__Stated task__. Wherever the word "sekä" shows up in a line, please copy that line.

Entries from a dataset:
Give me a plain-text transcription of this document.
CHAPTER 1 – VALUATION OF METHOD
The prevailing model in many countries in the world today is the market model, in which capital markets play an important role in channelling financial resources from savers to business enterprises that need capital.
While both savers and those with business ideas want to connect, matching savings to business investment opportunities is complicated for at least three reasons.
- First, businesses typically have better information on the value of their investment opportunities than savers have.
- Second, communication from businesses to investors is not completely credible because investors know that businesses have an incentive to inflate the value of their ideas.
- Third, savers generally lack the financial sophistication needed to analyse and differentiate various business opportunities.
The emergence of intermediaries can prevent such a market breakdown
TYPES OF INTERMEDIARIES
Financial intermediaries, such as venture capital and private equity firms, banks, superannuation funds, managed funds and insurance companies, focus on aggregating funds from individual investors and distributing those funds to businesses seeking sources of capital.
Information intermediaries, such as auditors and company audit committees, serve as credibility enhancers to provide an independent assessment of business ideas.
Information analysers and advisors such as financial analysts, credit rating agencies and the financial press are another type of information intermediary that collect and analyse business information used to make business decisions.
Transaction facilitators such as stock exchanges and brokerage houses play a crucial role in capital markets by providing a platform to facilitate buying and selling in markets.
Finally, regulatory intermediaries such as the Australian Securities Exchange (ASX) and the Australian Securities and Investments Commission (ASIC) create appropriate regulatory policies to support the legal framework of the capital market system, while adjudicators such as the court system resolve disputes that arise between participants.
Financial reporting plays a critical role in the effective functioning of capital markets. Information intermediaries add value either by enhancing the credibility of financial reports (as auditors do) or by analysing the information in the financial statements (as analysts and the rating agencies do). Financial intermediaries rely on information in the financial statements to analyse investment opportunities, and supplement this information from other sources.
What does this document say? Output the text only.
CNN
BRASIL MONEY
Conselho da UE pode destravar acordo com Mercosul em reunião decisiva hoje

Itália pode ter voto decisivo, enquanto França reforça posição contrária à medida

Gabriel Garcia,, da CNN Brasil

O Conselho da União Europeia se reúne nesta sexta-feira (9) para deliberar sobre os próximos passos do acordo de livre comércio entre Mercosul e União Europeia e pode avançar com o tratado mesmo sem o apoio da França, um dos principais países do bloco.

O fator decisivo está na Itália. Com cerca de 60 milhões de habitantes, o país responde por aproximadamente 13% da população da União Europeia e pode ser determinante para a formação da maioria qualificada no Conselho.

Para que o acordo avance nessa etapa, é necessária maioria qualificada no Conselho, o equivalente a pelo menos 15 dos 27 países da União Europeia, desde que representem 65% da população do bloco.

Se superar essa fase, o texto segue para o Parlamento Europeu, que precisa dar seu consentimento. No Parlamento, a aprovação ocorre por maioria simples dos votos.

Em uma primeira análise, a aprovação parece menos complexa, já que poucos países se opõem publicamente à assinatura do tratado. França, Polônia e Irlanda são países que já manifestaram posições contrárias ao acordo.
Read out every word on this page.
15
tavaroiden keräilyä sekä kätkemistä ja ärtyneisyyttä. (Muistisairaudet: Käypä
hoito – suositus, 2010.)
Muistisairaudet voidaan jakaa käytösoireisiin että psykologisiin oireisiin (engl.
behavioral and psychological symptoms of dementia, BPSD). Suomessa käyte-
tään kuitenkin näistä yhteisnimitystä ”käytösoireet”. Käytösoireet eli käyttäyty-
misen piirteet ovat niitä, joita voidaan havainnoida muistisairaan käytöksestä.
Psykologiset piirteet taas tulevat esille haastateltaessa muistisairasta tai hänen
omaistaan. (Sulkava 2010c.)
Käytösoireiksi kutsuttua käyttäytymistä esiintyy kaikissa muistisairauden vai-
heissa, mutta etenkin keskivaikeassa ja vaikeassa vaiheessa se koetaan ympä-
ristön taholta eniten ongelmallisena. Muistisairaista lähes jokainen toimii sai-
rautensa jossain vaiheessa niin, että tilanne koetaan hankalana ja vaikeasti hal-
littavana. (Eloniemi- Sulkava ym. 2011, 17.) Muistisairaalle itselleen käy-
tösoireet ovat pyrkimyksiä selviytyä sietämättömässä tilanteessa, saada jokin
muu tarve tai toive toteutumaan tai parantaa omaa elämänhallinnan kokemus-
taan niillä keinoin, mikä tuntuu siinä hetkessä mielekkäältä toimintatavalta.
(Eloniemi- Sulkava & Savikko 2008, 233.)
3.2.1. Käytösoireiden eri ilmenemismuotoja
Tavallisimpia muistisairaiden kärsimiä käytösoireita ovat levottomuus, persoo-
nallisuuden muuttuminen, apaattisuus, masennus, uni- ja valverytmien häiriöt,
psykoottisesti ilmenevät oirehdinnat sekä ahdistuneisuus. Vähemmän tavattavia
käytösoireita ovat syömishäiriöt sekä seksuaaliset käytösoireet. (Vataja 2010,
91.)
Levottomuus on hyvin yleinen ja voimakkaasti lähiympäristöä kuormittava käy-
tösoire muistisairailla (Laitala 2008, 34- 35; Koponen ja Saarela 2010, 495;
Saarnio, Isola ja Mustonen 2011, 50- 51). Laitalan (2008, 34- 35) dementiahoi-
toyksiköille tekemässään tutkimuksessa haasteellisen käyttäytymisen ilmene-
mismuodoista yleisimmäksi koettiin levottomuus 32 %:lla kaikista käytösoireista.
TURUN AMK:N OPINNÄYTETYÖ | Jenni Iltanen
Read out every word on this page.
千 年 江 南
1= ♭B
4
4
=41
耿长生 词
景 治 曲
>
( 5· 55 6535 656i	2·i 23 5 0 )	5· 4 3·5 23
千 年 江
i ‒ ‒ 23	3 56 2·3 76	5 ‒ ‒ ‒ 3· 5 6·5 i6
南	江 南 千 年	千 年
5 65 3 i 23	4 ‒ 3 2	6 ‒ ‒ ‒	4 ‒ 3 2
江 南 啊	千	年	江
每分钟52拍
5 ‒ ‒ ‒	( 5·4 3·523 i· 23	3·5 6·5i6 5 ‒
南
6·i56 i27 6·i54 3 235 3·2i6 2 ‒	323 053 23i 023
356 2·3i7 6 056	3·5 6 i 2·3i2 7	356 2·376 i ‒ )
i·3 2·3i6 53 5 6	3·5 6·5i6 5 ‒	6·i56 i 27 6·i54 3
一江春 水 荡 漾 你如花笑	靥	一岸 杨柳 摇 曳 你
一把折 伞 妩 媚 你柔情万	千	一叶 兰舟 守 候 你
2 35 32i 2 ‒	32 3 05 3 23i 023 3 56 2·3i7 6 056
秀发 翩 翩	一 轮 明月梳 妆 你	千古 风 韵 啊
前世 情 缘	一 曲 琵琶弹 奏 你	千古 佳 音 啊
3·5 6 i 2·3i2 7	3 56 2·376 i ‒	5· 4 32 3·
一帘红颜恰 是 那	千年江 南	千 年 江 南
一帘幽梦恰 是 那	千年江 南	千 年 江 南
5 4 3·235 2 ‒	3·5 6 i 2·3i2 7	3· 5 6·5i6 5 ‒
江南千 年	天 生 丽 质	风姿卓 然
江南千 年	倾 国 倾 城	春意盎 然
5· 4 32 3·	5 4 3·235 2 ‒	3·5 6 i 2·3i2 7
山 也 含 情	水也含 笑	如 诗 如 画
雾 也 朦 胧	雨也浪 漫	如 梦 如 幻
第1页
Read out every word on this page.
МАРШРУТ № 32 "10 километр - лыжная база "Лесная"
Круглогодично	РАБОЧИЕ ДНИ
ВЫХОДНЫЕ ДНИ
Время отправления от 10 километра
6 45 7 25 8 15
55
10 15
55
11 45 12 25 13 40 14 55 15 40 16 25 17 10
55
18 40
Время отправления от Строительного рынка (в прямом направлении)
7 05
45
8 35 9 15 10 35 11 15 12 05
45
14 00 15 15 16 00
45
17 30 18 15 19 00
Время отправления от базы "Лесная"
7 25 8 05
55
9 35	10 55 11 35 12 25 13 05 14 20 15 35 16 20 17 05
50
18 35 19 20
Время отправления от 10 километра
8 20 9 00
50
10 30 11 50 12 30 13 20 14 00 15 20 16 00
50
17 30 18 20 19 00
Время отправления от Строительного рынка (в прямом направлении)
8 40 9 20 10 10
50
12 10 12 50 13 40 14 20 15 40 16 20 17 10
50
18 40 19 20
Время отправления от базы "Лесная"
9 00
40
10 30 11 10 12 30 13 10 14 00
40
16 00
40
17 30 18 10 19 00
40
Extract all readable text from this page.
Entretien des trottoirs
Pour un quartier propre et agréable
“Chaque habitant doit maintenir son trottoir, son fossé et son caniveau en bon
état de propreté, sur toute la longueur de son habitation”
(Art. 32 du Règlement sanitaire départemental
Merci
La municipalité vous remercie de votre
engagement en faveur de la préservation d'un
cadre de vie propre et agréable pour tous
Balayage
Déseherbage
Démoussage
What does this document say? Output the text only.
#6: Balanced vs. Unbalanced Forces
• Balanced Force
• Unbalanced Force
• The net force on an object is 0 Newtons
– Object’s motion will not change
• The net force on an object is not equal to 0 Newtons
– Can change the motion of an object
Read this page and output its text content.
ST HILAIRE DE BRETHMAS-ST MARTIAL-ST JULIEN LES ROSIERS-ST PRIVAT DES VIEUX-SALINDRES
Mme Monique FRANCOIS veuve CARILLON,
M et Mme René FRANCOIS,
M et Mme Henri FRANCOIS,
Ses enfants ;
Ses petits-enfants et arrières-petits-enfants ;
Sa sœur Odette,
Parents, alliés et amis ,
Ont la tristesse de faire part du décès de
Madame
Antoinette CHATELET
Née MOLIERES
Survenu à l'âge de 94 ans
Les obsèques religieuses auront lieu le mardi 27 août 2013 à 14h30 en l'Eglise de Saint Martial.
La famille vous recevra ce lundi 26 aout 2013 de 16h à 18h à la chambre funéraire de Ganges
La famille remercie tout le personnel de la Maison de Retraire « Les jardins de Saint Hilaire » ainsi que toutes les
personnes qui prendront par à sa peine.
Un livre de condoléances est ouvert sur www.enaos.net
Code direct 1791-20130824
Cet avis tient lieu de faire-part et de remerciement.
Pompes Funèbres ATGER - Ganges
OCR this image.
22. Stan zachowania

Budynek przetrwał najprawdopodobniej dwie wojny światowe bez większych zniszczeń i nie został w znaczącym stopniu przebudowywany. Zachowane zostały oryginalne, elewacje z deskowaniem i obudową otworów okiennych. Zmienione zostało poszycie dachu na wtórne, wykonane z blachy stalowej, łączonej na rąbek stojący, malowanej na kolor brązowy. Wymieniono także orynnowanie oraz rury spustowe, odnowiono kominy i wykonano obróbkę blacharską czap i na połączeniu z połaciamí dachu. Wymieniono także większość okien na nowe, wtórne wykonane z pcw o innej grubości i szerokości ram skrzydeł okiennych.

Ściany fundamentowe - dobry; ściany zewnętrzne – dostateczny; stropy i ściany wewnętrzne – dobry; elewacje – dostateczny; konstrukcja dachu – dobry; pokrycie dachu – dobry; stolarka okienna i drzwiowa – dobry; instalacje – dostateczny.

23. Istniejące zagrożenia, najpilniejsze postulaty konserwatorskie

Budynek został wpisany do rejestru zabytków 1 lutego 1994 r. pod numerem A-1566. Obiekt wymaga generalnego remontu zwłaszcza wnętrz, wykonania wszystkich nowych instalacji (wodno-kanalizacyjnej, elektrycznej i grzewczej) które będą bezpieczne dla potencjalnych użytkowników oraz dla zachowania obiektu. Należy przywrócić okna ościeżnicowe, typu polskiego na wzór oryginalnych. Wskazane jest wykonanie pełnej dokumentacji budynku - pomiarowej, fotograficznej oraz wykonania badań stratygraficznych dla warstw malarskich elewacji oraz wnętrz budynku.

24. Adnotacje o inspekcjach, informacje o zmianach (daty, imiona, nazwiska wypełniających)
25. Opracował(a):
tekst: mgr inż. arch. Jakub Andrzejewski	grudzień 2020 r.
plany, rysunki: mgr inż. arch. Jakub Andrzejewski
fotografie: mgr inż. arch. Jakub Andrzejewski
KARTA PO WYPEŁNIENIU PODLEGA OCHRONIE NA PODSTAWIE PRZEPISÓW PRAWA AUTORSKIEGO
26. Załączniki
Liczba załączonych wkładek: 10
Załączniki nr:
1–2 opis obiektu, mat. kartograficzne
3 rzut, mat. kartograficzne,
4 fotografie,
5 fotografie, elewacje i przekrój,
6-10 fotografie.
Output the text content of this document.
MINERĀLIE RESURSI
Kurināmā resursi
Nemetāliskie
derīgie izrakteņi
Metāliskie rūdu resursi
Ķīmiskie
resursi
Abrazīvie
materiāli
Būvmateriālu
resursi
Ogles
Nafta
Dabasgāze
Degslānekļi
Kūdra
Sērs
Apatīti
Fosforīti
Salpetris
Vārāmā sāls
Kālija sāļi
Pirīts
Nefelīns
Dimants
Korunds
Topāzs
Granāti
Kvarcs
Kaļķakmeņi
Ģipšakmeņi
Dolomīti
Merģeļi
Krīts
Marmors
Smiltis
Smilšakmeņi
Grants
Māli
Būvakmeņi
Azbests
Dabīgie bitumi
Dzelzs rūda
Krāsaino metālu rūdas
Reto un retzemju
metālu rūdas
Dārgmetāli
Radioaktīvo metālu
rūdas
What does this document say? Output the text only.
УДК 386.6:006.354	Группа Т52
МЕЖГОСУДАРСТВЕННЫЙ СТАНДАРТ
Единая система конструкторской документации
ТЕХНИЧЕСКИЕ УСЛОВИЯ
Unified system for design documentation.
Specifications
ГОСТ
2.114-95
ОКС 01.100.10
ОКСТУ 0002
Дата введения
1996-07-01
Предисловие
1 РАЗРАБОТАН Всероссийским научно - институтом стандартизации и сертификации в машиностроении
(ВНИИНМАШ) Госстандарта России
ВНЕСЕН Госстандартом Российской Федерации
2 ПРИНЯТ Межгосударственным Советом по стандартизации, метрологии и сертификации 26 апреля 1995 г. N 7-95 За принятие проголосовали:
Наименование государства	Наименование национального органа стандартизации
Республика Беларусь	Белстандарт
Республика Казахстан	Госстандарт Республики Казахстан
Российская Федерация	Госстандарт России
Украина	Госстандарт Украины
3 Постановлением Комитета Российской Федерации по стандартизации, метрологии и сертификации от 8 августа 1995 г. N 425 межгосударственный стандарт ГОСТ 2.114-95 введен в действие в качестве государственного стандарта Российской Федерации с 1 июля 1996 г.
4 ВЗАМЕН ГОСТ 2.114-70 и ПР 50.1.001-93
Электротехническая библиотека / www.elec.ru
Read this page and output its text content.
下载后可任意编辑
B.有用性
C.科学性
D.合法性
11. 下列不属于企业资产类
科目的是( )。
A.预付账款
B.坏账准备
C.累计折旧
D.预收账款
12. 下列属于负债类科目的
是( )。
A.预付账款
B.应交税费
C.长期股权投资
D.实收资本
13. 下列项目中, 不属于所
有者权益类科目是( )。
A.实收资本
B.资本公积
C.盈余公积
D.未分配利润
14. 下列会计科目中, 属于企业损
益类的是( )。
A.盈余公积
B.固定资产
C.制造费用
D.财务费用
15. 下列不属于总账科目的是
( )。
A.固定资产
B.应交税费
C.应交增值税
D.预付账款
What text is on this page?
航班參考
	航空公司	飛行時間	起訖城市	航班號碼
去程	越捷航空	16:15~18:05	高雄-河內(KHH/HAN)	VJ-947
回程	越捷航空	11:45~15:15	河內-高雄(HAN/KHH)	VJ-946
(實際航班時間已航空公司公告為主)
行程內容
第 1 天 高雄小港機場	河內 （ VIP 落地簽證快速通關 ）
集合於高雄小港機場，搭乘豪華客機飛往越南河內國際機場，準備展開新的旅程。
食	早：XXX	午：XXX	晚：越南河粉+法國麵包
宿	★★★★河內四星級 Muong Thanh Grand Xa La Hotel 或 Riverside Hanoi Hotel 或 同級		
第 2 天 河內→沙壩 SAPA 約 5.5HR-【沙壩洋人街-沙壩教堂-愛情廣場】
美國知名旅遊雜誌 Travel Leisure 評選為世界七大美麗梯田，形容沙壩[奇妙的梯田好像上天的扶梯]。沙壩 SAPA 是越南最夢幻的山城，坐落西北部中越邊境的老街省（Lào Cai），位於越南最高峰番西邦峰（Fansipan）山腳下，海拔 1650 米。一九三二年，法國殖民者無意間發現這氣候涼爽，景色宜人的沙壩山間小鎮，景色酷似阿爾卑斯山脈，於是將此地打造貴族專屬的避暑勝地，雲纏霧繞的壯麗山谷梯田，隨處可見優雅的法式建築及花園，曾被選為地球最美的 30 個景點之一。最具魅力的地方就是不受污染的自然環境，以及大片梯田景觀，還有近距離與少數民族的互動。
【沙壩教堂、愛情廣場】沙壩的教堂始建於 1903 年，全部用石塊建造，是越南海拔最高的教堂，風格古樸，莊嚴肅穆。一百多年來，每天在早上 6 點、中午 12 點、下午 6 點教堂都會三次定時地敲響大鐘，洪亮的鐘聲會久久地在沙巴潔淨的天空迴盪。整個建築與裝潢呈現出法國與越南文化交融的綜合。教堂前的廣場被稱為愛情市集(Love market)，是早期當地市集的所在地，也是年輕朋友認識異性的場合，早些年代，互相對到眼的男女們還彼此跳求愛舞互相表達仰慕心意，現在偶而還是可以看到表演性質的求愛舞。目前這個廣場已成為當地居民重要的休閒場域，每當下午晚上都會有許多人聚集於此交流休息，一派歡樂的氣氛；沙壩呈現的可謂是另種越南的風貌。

__Worked answer__.
tavaroiden keräilyä sekä kätkemistä ja ärtyneisyyttä. (Muistisairaudet: Käypä
psykoottisesti ilmenevät oirehdinnat sekä ahdistuneisuus. Vähemmän tavattavia
käytösoireita ovat syömishäiriöt sekä seksuaaliset käytösoireet. (Vataja 2010,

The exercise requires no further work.